Alıştırma A:
Aşağıdaki kaynak metne göre şu ifadelerin her biri için evet ya da hayır deyin ve kararı belirleyen sözcükleri metinden birebir alıntılayın:
(i) Hanımlara Mahsus Gazete 1895 yılında yayınlanmaya başlamıştır.
(ii) Hanımlara Mahsus Gazete ayda bir kez yayınlanmaktadır.
(iii) Mihrünnisa Hanım, Abdülhak Hamit'in kız kardeşidir.
Alıştırma B: Aşağıdaki kaynak metnin "cümlesiyle başlar. Ve" sözcüklerini içeren yerle açılıp "yıl önceyi konuşuyoruz." ile kapanan bölümünü aynen yazdırın.
Alıştırma C:
Aşağıdaki kaynak metne göre şu soruları yanıtlayın:
(i) Fatma Aliye Hanım'ın babası kimdir?
(ii) Hanımlara Mahsus Gazete 1898 yılında hangi adla ek çıkarmıştır?
(iii) İstanbul Paris adlı kitabın ilk bölümü hangi cümleyle başlar?

Salâh Birsel’in İstanbul Paris adlı kitabının ilk bölümü “Ey kadın ayağa kalk ve titre”
cümlesiyle başlar. Ve Salâh Birsel kokonozlu nişanlar sunarak,
memleketimdeki ilk kadın yazarları o güzelim üslubuyla anlatır. Önce
Türk Edebiyatının Şair-i Azam’ı olduğu düşünülen Abdülhak Hamit’in,
kızkardeşi Mihrünnisa Hanım’ın, aynı abisi gibi insanın yüreğine
kızgın kurşun akıtan şiirleri okunduğunda, bir kadının elinden
çıkabileceğine inanılmadığından, illa bir erkek ozan elinin bu
şiirlerin üzerinde gezindiği yolundaki söylentilerden bahseder. Sonra
Fatma Aliye Hanım’ın Muhadarat adlı romanını da babası Tarihçi Cevdet
Paşa’nın mıncıkladığı düşüncesinin yaygın olduğunu anlatmakla konuya
devam eder. Yıl 1896. Demek ki günümüzden 117 yıl önceyi konuşuyoruz.
Salâh Birsel’in anlattığına göre bu tarihte ilk kadın derneği
kuruluyor. Yazar, Fatma Aliye Hanım’ın
harem ve kafes çağında, kadın bilgisizlikle boğuşurken, okur yazar
kadın sayısı nerdeyse hiçyoka yakınken, o tarihlerde memleketimizdeki
eğitimli birkaç kadından biri olduğunu söylüyor.
Bu
yazımı haddim olmayarak Salâh Birsel’in üslubuna benzeterek yazmaya
çalışıyorum. Çünkü onun anlatımına bayılıyorum. Neyse… Konuyu
dağıtmayayım ve bunca lakırtıyı kantarlamak için, yazarlarının çoğu
kadınlardan oluşan Hanımlara Mahsus Gazete’nin
1895 yılında yayınlanmaya başladığını hemen yazıvereyim. Neden böyle
bir gazete düşünülmüş? Amaç, kadınlar arasındaki eğitimi yaymaya
hizmet, kadın yazarların yapıtlarını yayınlamaya aracı olmak,
kadınların ulusal gelişimlerine çalışmak. Bu hanımlara mahsus gazete
haftada bir gün resimli yayınlanıyormuş. Fiyatı bir kuruşmuş. Salâh
Birsel kitabında bu dergideki kadın yazarları neredeyse teker teker
anlatıyor. Bu dergi 1898 yılında “Kızlara Mahsus” adında ek çıkarmış.

Çıkarılan Bilgiler:
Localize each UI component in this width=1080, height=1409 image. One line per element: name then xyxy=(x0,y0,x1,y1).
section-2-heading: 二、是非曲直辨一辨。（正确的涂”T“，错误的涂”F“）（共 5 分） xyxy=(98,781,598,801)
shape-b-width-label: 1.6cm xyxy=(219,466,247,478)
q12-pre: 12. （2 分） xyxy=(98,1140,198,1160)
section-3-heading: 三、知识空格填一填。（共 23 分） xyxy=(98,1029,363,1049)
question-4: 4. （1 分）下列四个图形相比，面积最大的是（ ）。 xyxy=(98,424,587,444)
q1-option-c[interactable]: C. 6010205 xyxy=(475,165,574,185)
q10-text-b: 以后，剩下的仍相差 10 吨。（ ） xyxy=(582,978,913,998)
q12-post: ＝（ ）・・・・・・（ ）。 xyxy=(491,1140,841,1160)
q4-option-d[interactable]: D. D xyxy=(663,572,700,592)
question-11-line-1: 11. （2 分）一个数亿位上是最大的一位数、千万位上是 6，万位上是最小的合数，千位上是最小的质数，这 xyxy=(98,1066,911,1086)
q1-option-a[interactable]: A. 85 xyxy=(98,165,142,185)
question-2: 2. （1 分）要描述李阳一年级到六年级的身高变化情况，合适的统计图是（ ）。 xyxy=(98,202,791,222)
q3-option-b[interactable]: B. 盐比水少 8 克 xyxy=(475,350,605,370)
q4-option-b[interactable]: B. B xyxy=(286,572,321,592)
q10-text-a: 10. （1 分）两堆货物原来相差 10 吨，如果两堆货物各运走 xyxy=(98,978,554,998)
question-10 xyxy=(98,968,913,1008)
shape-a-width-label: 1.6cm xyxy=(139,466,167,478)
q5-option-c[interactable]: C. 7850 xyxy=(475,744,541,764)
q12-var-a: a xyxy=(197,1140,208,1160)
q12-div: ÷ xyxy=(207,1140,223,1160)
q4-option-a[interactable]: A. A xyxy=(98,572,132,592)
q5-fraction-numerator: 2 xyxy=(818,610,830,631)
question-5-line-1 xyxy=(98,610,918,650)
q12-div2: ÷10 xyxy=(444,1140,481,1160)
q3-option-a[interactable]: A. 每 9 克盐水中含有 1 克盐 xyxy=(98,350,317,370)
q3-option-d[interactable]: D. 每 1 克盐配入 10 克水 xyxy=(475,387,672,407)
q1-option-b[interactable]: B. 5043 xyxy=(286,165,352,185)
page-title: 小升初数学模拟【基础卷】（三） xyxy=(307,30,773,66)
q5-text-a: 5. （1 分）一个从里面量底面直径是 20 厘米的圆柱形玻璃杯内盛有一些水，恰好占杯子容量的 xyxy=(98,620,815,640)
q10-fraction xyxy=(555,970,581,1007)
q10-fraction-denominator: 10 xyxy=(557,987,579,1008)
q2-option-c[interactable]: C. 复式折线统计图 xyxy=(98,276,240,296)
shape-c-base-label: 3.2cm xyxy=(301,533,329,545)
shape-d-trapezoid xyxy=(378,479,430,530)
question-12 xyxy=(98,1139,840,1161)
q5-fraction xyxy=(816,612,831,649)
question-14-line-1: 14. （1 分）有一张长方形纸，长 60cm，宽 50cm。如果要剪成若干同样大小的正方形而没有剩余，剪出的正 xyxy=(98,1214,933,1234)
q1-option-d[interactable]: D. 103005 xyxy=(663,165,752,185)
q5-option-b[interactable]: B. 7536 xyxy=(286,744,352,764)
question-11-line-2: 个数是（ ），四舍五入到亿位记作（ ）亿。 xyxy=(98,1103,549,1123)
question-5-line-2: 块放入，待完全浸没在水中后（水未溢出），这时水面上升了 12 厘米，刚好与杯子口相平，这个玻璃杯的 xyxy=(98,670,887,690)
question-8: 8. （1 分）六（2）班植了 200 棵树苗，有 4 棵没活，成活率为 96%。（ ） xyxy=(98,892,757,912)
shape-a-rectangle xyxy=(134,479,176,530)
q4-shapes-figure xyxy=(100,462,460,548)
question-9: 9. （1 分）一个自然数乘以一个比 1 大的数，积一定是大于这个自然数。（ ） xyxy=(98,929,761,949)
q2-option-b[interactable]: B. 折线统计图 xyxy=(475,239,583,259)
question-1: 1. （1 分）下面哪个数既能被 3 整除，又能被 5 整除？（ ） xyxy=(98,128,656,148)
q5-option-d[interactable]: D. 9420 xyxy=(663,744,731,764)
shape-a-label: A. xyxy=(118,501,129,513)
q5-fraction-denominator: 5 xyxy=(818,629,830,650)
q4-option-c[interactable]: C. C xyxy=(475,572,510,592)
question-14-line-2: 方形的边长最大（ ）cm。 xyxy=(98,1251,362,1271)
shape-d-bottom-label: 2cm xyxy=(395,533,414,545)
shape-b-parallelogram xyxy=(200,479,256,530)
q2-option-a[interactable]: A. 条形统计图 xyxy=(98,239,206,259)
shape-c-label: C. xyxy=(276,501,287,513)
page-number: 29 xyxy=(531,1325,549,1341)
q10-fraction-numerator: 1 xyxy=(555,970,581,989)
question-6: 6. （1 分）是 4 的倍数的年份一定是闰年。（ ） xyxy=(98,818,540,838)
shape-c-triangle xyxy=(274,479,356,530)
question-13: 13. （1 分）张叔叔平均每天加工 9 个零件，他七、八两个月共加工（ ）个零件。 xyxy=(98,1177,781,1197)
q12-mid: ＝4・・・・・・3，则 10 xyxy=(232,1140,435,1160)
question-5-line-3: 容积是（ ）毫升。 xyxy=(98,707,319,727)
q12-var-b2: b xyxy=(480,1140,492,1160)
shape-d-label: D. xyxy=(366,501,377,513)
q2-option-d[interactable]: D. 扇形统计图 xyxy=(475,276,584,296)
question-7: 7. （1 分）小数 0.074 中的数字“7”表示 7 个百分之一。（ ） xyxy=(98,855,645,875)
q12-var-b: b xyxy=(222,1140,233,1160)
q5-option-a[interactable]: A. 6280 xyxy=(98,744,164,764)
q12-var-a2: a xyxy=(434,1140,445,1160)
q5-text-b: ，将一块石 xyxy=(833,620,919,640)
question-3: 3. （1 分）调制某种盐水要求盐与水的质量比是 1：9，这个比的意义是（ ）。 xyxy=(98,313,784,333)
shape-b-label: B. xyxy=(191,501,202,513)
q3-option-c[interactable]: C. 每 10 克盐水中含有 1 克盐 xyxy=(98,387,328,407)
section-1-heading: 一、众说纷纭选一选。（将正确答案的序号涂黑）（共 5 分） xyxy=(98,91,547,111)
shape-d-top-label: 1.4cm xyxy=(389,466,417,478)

Beklenen Çıktı A:
(i) Evet: "1895 yılında yayınlanmaya başladığını"
(ii) Hayır: "haftada bir gün resimli yayınlanıyormuş"
(iii) Evet: "kızkardeşi Mihrünnisa Hanım’ın"

Beklenen Çıktı B:
cümlesiyle başlar. Ve Salâh Birsel kokonozlu nişanlar sunarak,
memleketimdeki ilk kadın yazarları o güzelim üslubuyla anlatır. Önce
Türk Edebiyatının Şair-i Azam’ı olduğu düşünülen Abdülhak Hamit’in,
kızkardeşi Mihrünnisa Hanım’ın, aynı abisi gibi insanın yüreğine
kızgın kurşun akıtan şiirleri okunduğunda, bir kadının elinden
çıkabileceğine inanılmadığından, illa bir erkek ozan elinin bu
şiirlerin üzerinde gezindiği yolundaki söylentilerden bahseder. Sonra
Fatma Aliye Hanım’ın Muhadarat adlı romanını da babası Tarihçi Cevdet
Paşa’nın mıncıkladığı düşüncesinin yaygın olduğunu anlatmakla konuya
devam eder. Yıl 1896. Demek ki günümüzden 117 yıl önceyi konuşuyoruz.

Beklenen Çıktı C:
(i) Tarihçi Cevdet Paşa
(ii) “Kızlara Mahsus”
(iii) “Ey kadın ayağa kalk ve titre”